_OBJECTIVE:_ Find the lines containing the word "JSON" and copy every one of them.

_MATERIAL FOR THE TASK:_
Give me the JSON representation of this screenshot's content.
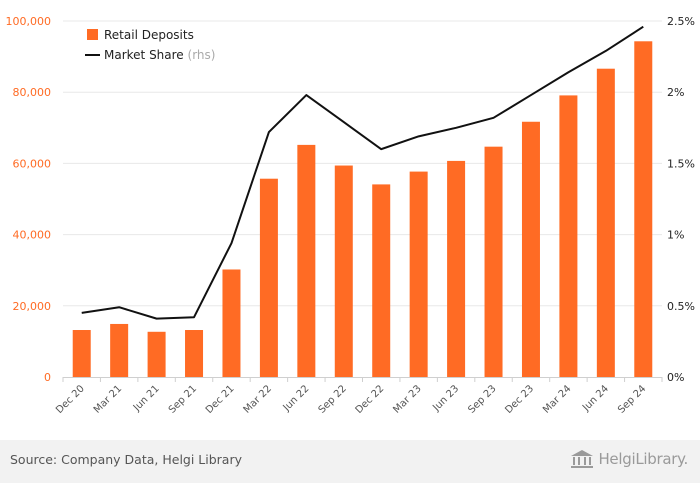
{
  "chart_data": {
    "type": "bar",
    "categories": [
      "Dec 20",
      "Mar 21",
      "Jun 21",
      "Sep 21",
      "Dec 21",
      "Mar 22",
      "Jun 22",
      "Sep 22",
      "Dec 22",
      "Mar 23",
      "Jun 23",
      "Sep 23",
      "Dec 23",
      "Mar 24",
      "Jun 24",
      "Sep 24"
    ],
    "series": [
      {
        "name": "Retail Deposits",
        "type": "bar",
        "axis": "left",
        "values": [
          13200,
          14900,
          12700,
          13200,
          30200,
          55700,
          65200,
          59400,
          54100,
          57700,
          60700,
          64700,
          71700,
          79100,
          86600,
          94300
        ]
      },
      {
        "name": "Market Share",
        "name_suffix": "(rhs)",
        "type": "line",
        "axis": "right",
        "unit": "%",
        "values": [
          0.45,
          0.49,
          0.41,
          0.42,
          0.94,
          1.72,
          1.98,
          1.79,
          1.6,
          1.69,
          1.75,
          1.82,
          1.98,
          2.14,
          2.29,
          2.46
        ]
      }
    ],
    "y_left": {
      "ylim": [
        0,
        100000
      ],
      "ticks": [
        "0",
        "20,000",
        "40,000",
        "60,000",
        "80,000",
        "100,000"
      ],
      "tick_values": [
        0,
        20000,
        40000,
        60000,
        80000,
        100000
      ]
    },
    "y_right": {
      "ylim": [
        0,
        2.5
      ],
      "ticks": [
        "0%",
        "0.5%",
        "1%",
        "1.5%",
        "2%",
        "2.5%"
      ],
      "tick_values": [
        0,
        0.5,
        1,
        1.5,
        2,
        2.5
      ]
    },
    "grid": true,
    "legend_position": "top-left",
    "colors": {
      "bar": "#ff6b24",
      "line": "#111111",
      "left_axis_text": "#ff6b24",
      "grid": "#e8e8e8"
    }
  },
  "footer": {
    "source": "Source: Company Data, Helgi Library",
    "logo_text": "HelgiLibrary."
  },
  "icons": {
    "logo": "library-building-icon"
  }
}
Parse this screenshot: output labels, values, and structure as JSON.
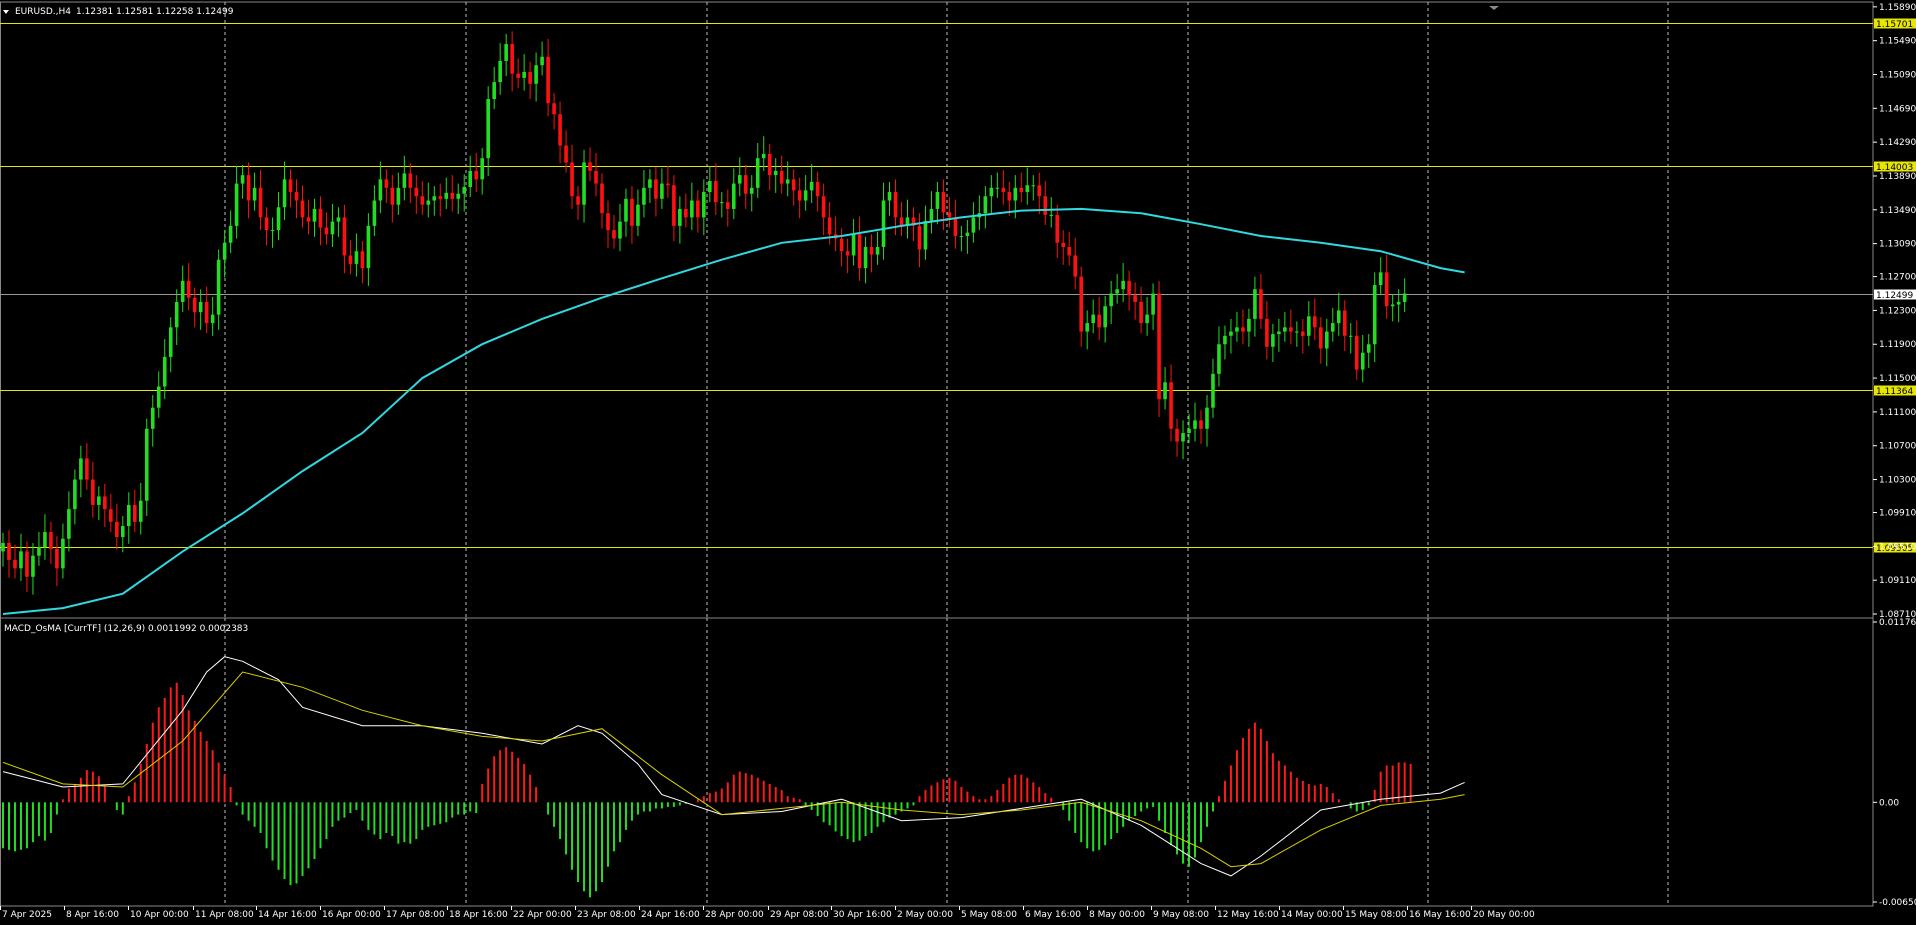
{
  "header": {
    "symbol": "EURUSD.,H4",
    "ohlc": "1.12381 1.12581 1.12258 1.12499"
  },
  "indicator": {
    "label": "MACD_OsMA [CurrTF] (12,26,9) 0.0011992 0.0002383"
  },
  "colors": {
    "background": "#000000",
    "bull": "#22dd22",
    "bear": "#ff1111",
    "ma": "#30d8e0",
    "level": "#e6e600",
    "grid": "#bbbbbb",
    "hist_pos": "#ff1a1a",
    "hist_neg": "#22dd22",
    "macd_line": "#ffffff",
    "signal_line": "#d8d000"
  },
  "chart_data": [
    {
      "type": "candlestick",
      "title": "EURUSD.,H4",
      "ylim": [
        1.0871,
        1.159
      ],
      "y_ticks": [
        "1.15890",
        "1.15490",
        "1.15090",
        "1.14690",
        "1.14290",
        "1.13890",
        "1.13490",
        "1.13090",
        "1.12700",
        "1.12300",
        "1.11900",
        "1.11500",
        "1.11100",
        "1.10700",
        "1.10300",
        "1.09910",
        "1.09510",
        "1.09110",
        "1.08710"
      ],
      "x_labels": [
        "7 Apr 2025",
        "8 Apr 16:00",
        "10 Apr 00:00",
        "11 Apr 08:00",
        "14 Apr 16:00",
        "16 Apr 00:00",
        "17 Apr 08:00",
        "18 Apr 16:00",
        "22 Apr 00:00",
        "23 Apr 08:00",
        "24 Apr 16:00",
        "28 Apr 00:00",
        "29 Apr 08:00",
        "30 Apr 16:00",
        "2 May 00:00",
        "5 May 08:00",
        "6 May 16:00",
        "8 May 00:00",
        "9 May 08:00",
        "12 May 16:00",
        "14 May 00:00",
        "15 May 08:00",
        "16 May 16:00",
        "20 May 00:00"
      ],
      "horizontal_levels": [
        {
          "label": "1.15701",
          "value": 1.15701
        },
        {
          "label": "1.14003",
          "value": 1.14003
        },
        {
          "label": "1.11364",
          "value": 1.11364
        },
        {
          "label": "1.09505",
          "value": 1.09505
        }
      ],
      "current_price": {
        "label": "1.12499",
        "value": 1.12499
      },
      "candles_close": [
        1.0955,
        1.0935,
        1.0925,
        1.0945,
        1.0915,
        1.094,
        1.095,
        1.0968,
        1.0948,
        1.0925,
        1.096,
        1.0995,
        1.103,
        1.1055,
        1.103,
        1.1,
        1.101,
        1.0995,
        1.098,
        1.0962,
        1.0975,
        1.1,
        1.098,
        1.1005,
        1.109,
        1.1115,
        1.114,
        1.1175,
        1.121,
        1.124,
        1.1265,
        1.1245,
        1.1228,
        1.124,
        1.1215,
        1.1225,
        1.129,
        1.131,
        1.133,
        1.138,
        1.139,
        1.136,
        1.1375,
        1.134,
        1.1325,
        1.1325,
        1.1352,
        1.1385,
        1.137,
        1.136,
        1.134,
        1.1335,
        1.135,
        1.1328,
        1.132,
        1.1335,
        1.134,
        1.1295,
        1.1285,
        1.13,
        1.128,
        1.133,
        1.136,
        1.1385,
        1.1375,
        1.1355,
        1.1375,
        1.1392,
        1.1375,
        1.1365,
        1.1355,
        1.136,
        1.1365,
        1.1362,
        1.1369,
        1.1362,
        1.1368,
        1.1376,
        1.1395,
        1.1385,
        1.141,
        1.148,
        1.15,
        1.1525,
        1.1545,
        1.151,
        1.1505,
        1.1512,
        1.1498,
        1.152,
        1.153,
        1.1475,
        1.1462,
        1.1425,
        1.1405,
        1.1365,
        1.1355,
        1.1405,
        1.1395,
        1.138,
        1.1345,
        1.1325,
        1.1315,
        1.1335,
        1.1362,
        1.133,
        1.1355,
        1.1375,
        1.1385,
        1.1362,
        1.138,
        1.1378,
        1.133,
        1.135,
        1.134,
        1.136,
        1.134,
        1.137,
        1.1383,
        1.1358,
        1.1358,
        1.135,
        1.138,
        1.139,
        1.1368,
        1.1375,
        1.141,
        1.1415,
        1.139,
        1.1395,
        1.138,
        1.1385,
        1.1372,
        1.136,
        1.1372,
        1.1382,
        1.1365,
        1.134,
        1.132,
        1.1315,
        1.13,
        1.1295,
        1.132,
        1.128,
        1.1305,
        1.1296,
        1.1305,
        1.136,
        1.137,
        1.134,
        1.133,
        1.134,
        1.133,
        1.1302,
        1.1336,
        1.135,
        1.137,
        1.1346,
        1.134,
        1.1318,
        1.1318,
        1.1322,
        1.134,
        1.1345,
        1.1365,
        1.1375,
        1.1375,
        1.137,
        1.136,
        1.1375,
        1.137,
        1.1378,
        1.1378,
        1.1365,
        1.1343,
        1.1343,
        1.131,
        1.1305,
        1.1295,
        1.127,
        1.1205,
        1.1215,
        1.1225,
        1.121,
        1.1235,
        1.125,
        1.1255,
        1.1265,
        1.1248,
        1.124,
        1.1215,
        1.1225,
        1.125,
        1.1125,
        1.1145,
        1.109,
        1.1075,
        1.1085,
        1.109,
        1.11,
        1.109,
        1.1115,
        1.1155,
        1.119,
        1.12,
        1.1205,
        1.121,
        1.1205,
        1.122,
        1.1255,
        1.122,
        1.1187,
        1.1202,
        1.1205,
        1.121,
        1.1205,
        1.1205,
        1.12,
        1.1223,
        1.121,
        1.1185,
        1.1205,
        1.1215,
        1.123,
        1.12,
        1.12,
        1.116,
        1.118,
        1.119,
        1.126,
        1.1275,
        1.1235,
        1.1237,
        1.124,
        1.125
      ],
      "ma_line": {
        "name": "",
        "x_candle_index": [
          0,
          10,
          20,
          30,
          40,
          50,
          60,
          70,
          80,
          90,
          100,
          110,
          120,
          130,
          140,
          150,
          160,
          170,
          180,
          190,
          200,
          210,
          220,
          230,
          240,
          244
        ],
        "values": [
          1.0871,
          1.0878,
          1.0895,
          1.0945,
          1.099,
          1.104,
          1.1085,
          1.115,
          1.119,
          1.122,
          1.1245,
          1.1268,
          1.129,
          1.131,
          1.1318,
          1.133,
          1.134,
          1.1348,
          1.135,
          1.1345,
          1.1332,
          1.1318,
          1.131,
          1.13,
          1.128,
          1.1275
        ]
      }
    },
    {
      "type": "bar",
      "title": "MACD_OsMA [CurrTF] (12,26,9)",
      "ylim": [
        -0.006503,
        0.011761
      ],
      "y_ticks": [
        "0.0117613",
        "0.00",
        "-0.006503"
      ],
      "histogram": [
        -0.003,
        -0.0031,
        -0.0032,
        -0.0031,
        -0.003,
        -0.0026,
        -0.0022,
        -0.0025,
        -0.002,
        -0.0008,
        0.0002,
        0.0009,
        0.0012,
        0.0016,
        0.0021,
        0.002,
        0.0017,
        0.0011,
        0.0,
        -0.0005,
        -0.0008,
        0.0004,
        0.0013,
        0.0025,
        0.0038,
        0.0052,
        0.0062,
        0.0068,
        0.0075,
        0.0078,
        0.007,
        0.006,
        0.0053,
        0.0046,
        0.004,
        0.0034,
        0.0026,
        0.0018,
        0.001,
        -0.0002,
        -0.0008,
        -0.0012,
        -0.0016,
        -0.002,
        -0.003,
        -0.0038,
        -0.0044,
        -0.005,
        -0.0054,
        -0.0053,
        -0.0048,
        -0.0043,
        -0.0037,
        -0.003,
        -0.0024,
        -0.0016,
        -0.0012,
        -0.001,
        -0.0007,
        -0.0005,
        -0.0012,
        -0.0018,
        -0.0021,
        -0.0024,
        -0.002,
        -0.0022,
        -0.0027,
        -0.0026,
        -0.0027,
        -0.0024,
        -0.0018,
        -0.0016,
        -0.0015,
        -0.0014,
        -0.0013,
        -0.001,
        -0.0008,
        -0.0008,
        -0.0006,
        -0.0007,
        0.0012,
        0.0022,
        0.003,
        0.0034,
        0.0036,
        0.0033,
        0.0029,
        0.0025,
        0.0018,
        0.001,
        0.0,
        -0.0008,
        -0.0016,
        -0.0024,
        -0.0034,
        -0.0044,
        -0.0052,
        -0.0058,
        -0.0062,
        -0.0058,
        -0.0052,
        -0.0042,
        -0.0032,
        -0.0026,
        -0.0018,
        -0.0012,
        -0.0008,
        -0.0006,
        -0.0006,
        -0.0004,
        -0.0004,
        -0.0003,
        -0.0003,
        -0.0002,
        -0.0001,
        0.0,
        0.0002,
        0.0004,
        0.0006,
        0.0007,
        0.0009,
        0.0013,
        0.0018,
        0.002,
        0.0019,
        0.0018,
        0.0016,
        0.0014,
        0.0012,
        0.001,
        0.0008,
        0.0004,
        0.0003,
        0.0002,
        -0.0002,
        -0.0005,
        -0.0009,
        -0.0013,
        -0.0015,
        -0.0019,
        -0.0022,
        -0.0024,
        -0.0026,
        -0.0025,
        -0.0022,
        -0.002,
        -0.0016,
        -0.0013,
        -0.001,
        -0.0008,
        -0.0006,
        -0.0004,
        -0.0002,
        0.0004,
        0.0008,
        0.0011,
        0.0013,
        0.0015,
        0.0016,
        0.0014,
        0.001,
        0.0007,
        0.0004,
        0.0002,
        0.0002,
        0.0004,
        0.0008,
        0.0012,
        0.0016,
        0.0018,
        0.0018,
        0.0016,
        0.0013,
        0.001,
        0.0006,
        0.0003,
        0.0,
        -0.0005,
        -0.0012,
        -0.002,
        -0.0026,
        -0.003,
        -0.0032,
        -0.0031,
        -0.0028,
        -0.0024,
        -0.002,
        -0.0016,
        -0.0012,
        -0.0009,
        -0.0006,
        -0.0004,
        -0.0003,
        -0.0012,
        -0.002,
        -0.0028,
        -0.0034,
        -0.004,
        -0.0042,
        -0.0036,
        -0.0026,
        -0.0016,
        -0.0006,
        0.0004,
        0.0014,
        0.0024,
        0.0034,
        0.0042,
        0.0048,
        0.0052,
        0.0048,
        0.004,
        0.0032,
        0.0027,
        0.0024,
        0.002,
        0.0016,
        0.0014,
        0.0012,
        0.0011,
        0.0012,
        0.001,
        0.0006,
        0.0002,
        0.0,
        -0.0004,
        -0.0006,
        -0.0005,
        -0.0002,
        0.0008,
        0.002,
        0.0024,
        0.0024,
        0.0026,
        0.0026,
        0.0025
      ],
      "macd_line": {
        "name": "",
        "x_candle_index": [
          0,
          10,
          20,
          30,
          34,
          37,
          40,
          46,
          50,
          60,
          70,
          80,
          90,
          96,
          100,
          106,
          110,
          120,
          130,
          140,
          150,
          160,
          170,
          180,
          190,
          200,
          205,
          210,
          220,
          230,
          240,
          244
        ],
        "values": [
          0.002,
          0.001,
          0.0012,
          0.006,
          0.0085,
          0.0095,
          0.0092,
          0.008,
          0.0062,
          0.005,
          0.005,
          0.0045,
          0.0038,
          0.005,
          0.0045,
          0.0025,
          0.0005,
          -0.0008,
          -0.0006,
          0.0002,
          -0.0012,
          -0.001,
          -0.0004,
          0.0002,
          -0.0015,
          -0.004,
          -0.0048,
          -0.0035,
          -0.0005,
          0.0002,
          0.0006,
          0.0013
        ]
      },
      "signal_line": {
        "name": "",
        "x_candle_index": [
          0,
          10,
          20,
          30,
          40,
          50,
          60,
          70,
          80,
          90,
          100,
          110,
          120,
          130,
          140,
          150,
          160,
          170,
          180,
          190,
          200,
          205,
          210,
          220,
          230,
          240,
          244
        ],
        "values": [
          0.0026,
          0.0012,
          0.001,
          0.004,
          0.0085,
          0.0075,
          0.006,
          0.005,
          0.0043,
          0.004,
          0.0048,
          0.0018,
          -0.0008,
          -0.0004,
          0.0,
          -0.0005,
          -0.0008,
          -0.0005,
          0.0,
          -0.0012,
          -0.003,
          -0.0042,
          -0.004,
          -0.0018,
          -0.0002,
          0.0002,
          0.0005
        ]
      }
    }
  ]
}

_RESULT FOR THIS TASK:_
Give me the JSON representation of this screenshot's content.
Parse this screenshot: output labels, values, and structure as JSON.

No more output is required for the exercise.